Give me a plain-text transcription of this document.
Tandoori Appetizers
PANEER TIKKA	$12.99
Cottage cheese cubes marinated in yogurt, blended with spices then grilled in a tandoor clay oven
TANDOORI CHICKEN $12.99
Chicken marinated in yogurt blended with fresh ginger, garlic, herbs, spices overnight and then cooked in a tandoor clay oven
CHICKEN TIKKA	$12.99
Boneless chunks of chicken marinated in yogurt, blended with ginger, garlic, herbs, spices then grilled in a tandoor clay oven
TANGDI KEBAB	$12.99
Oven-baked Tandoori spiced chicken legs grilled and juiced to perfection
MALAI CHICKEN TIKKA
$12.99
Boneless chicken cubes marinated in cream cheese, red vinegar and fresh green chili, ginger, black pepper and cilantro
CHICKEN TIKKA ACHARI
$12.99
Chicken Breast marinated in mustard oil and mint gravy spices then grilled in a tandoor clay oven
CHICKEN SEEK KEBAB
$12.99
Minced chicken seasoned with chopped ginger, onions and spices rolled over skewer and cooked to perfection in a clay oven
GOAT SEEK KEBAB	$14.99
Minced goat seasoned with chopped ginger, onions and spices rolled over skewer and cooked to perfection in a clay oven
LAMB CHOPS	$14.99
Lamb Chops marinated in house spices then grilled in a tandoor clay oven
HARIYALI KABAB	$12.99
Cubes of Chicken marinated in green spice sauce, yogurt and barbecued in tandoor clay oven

+ + + +

• Exercise brief
Above are the records; copy every line in them that holds the word "Minced".

• Full solution
Minced chicken seasoned with chopped ginger, onions and spices rolled over skewer and cooked to perfection in a clay oven
Minced goat seasoned with chopped ginger, onions and spices rolled over skewer and cooked to perfection in a clay oven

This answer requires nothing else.